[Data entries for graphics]
━━━━━━━━
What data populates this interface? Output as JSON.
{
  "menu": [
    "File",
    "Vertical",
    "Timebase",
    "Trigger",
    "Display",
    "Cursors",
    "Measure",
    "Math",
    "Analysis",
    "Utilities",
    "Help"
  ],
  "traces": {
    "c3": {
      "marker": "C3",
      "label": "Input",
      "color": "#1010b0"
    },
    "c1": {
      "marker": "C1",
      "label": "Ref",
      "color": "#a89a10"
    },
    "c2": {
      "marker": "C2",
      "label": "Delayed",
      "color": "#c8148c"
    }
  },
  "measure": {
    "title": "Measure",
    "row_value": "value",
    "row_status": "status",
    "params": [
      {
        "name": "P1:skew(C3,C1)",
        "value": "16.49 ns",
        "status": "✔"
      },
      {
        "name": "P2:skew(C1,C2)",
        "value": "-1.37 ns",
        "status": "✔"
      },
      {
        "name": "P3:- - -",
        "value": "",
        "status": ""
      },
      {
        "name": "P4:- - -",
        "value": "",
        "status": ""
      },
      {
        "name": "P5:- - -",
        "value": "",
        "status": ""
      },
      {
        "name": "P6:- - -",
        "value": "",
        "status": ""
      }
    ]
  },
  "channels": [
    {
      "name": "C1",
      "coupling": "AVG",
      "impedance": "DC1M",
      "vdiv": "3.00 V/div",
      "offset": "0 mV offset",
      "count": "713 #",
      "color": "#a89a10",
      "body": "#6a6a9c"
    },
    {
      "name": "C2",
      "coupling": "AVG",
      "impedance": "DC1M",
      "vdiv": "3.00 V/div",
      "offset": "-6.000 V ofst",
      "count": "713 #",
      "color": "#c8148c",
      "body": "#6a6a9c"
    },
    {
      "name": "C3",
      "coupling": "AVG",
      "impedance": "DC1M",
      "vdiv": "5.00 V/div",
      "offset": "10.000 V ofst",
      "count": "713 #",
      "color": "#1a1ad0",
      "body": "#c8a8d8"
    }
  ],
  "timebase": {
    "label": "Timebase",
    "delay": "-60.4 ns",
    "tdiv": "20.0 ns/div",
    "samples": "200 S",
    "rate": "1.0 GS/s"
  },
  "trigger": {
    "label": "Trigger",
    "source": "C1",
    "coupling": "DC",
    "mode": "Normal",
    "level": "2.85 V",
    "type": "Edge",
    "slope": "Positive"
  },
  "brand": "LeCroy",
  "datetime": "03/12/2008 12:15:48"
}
━━━━━━━━
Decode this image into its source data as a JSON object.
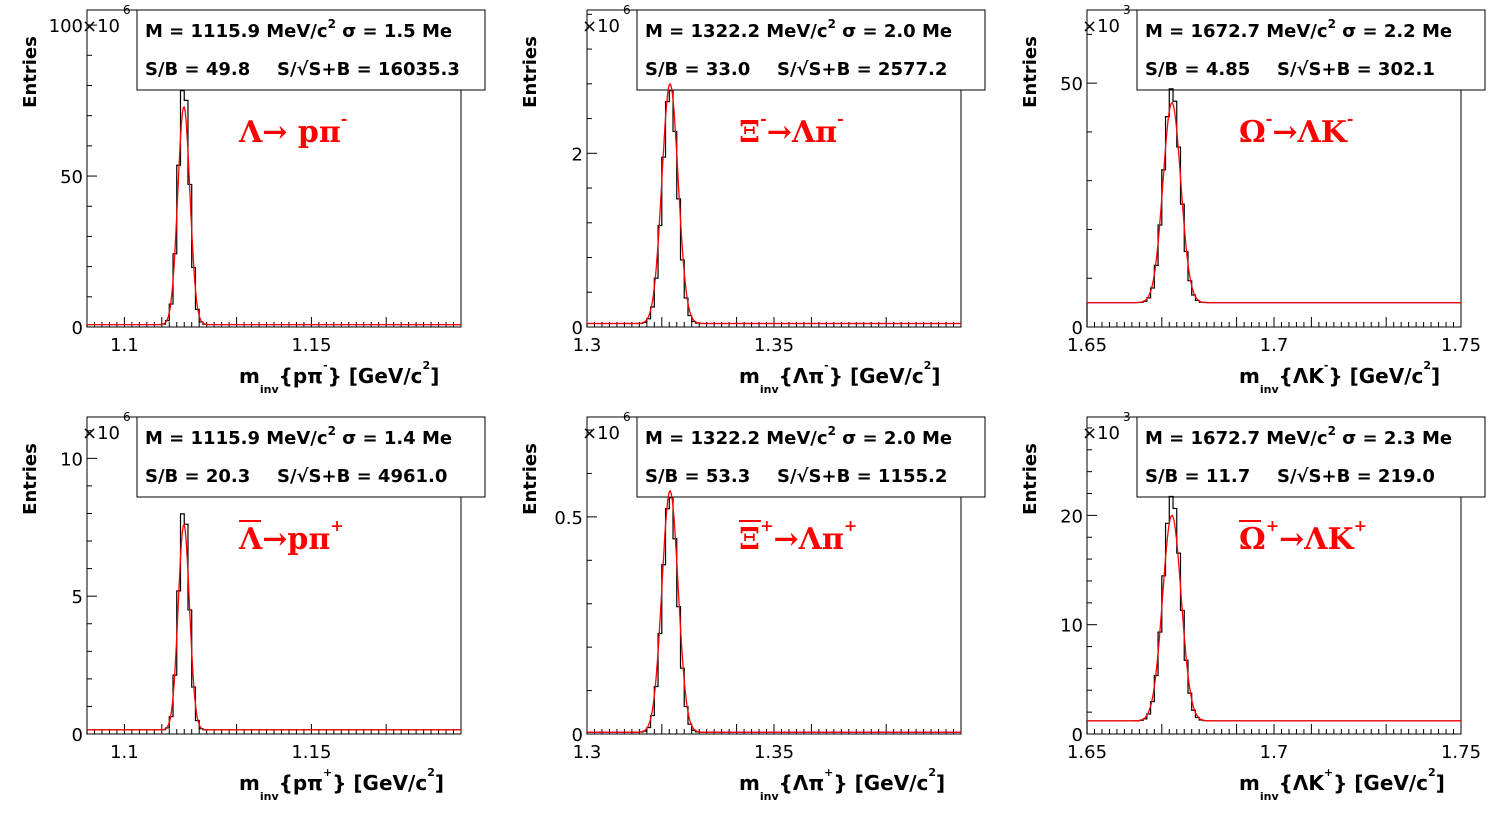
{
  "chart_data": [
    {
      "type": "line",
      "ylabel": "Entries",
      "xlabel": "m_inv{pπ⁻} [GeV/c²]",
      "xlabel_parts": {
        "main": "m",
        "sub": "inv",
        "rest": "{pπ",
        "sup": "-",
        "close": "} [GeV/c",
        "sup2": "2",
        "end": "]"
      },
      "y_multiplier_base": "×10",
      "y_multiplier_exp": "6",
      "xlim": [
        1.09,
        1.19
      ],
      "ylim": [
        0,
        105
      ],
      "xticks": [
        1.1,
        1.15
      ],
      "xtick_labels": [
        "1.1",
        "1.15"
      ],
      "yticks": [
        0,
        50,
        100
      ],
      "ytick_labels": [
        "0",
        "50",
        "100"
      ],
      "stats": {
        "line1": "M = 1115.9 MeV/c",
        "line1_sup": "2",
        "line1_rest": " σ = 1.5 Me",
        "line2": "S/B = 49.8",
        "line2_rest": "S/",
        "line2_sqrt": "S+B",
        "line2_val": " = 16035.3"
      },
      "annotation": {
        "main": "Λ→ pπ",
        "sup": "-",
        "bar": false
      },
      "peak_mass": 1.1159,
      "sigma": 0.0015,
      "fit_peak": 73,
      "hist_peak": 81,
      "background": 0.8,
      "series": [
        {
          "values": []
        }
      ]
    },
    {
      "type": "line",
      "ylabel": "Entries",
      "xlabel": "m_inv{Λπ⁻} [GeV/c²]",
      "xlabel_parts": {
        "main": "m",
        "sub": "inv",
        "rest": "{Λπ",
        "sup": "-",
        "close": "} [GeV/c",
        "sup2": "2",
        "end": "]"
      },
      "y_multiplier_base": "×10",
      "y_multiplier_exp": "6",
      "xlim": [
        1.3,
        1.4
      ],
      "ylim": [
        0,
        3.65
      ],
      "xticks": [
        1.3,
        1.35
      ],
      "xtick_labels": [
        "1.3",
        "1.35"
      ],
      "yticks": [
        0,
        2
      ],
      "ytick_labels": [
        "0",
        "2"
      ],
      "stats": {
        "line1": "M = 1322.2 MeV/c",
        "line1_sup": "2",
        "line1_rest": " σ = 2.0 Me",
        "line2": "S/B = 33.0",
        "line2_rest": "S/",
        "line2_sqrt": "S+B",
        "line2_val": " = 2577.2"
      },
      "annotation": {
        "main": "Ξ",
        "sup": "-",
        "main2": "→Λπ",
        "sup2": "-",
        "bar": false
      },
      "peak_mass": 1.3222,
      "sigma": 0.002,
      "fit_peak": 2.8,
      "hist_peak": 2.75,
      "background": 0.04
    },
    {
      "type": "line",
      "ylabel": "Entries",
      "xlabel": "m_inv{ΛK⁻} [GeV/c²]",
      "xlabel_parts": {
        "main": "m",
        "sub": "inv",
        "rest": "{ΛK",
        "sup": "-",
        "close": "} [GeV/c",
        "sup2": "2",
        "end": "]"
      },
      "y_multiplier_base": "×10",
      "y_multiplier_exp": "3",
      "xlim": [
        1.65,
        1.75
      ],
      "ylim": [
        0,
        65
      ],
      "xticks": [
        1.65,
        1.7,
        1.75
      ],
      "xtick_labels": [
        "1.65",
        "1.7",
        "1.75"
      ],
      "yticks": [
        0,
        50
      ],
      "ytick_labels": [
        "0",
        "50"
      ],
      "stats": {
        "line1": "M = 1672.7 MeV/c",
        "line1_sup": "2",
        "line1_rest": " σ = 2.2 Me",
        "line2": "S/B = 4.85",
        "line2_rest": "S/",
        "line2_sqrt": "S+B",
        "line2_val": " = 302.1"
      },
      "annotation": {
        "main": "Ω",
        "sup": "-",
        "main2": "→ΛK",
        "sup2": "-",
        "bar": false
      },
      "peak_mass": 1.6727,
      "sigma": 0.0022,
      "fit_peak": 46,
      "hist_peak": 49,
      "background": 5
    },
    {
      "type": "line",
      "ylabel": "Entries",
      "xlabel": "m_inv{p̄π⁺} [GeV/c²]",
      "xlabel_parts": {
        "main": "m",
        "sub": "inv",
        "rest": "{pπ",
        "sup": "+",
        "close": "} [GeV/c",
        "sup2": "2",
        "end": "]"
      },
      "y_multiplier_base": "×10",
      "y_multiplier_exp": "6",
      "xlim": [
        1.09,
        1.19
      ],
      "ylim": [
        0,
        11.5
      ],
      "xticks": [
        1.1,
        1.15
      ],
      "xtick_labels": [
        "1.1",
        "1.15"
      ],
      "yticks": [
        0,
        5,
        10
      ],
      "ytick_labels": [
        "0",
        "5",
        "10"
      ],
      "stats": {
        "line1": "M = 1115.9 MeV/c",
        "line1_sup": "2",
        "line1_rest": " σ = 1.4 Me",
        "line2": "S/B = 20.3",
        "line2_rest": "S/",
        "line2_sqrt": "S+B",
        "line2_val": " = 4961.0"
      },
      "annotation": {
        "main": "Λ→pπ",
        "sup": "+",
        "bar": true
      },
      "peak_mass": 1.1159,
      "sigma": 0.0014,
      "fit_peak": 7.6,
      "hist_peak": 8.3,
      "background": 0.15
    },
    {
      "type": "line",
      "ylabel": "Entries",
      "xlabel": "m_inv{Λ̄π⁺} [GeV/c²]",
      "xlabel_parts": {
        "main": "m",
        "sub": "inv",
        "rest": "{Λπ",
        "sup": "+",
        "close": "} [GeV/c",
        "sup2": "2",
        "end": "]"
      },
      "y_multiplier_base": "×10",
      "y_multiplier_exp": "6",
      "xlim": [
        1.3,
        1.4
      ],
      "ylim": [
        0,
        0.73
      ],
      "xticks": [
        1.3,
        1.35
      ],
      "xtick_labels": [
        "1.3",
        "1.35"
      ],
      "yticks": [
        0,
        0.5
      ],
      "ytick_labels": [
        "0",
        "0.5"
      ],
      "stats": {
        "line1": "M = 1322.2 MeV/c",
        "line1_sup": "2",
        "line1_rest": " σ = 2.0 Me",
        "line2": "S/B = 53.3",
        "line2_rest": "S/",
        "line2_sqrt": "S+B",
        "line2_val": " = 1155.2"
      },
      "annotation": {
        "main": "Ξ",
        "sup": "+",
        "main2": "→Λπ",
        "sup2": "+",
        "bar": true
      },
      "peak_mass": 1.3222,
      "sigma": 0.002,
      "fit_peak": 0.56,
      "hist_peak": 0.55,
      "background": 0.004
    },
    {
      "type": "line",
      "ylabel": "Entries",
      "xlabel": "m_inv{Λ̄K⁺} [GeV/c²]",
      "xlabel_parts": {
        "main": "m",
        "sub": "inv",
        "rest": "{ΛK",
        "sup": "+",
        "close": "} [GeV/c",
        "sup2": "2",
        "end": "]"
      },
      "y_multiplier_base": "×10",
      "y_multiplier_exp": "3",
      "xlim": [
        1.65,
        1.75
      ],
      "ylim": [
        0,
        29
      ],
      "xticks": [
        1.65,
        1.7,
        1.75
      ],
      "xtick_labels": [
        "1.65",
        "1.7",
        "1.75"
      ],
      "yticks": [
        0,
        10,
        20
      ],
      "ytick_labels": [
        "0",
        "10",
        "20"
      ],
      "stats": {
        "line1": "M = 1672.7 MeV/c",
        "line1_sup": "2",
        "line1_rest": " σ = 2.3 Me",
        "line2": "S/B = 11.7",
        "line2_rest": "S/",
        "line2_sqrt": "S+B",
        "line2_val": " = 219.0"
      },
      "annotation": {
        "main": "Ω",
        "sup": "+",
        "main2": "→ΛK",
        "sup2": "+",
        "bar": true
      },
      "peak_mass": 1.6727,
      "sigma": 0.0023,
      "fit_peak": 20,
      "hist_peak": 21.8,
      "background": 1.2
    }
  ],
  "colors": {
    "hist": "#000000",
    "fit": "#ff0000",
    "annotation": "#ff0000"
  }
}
━━━━━━━━
> Do this: Work out the number of lines above that include the string "offset" and write only that number.

> Task answer: 3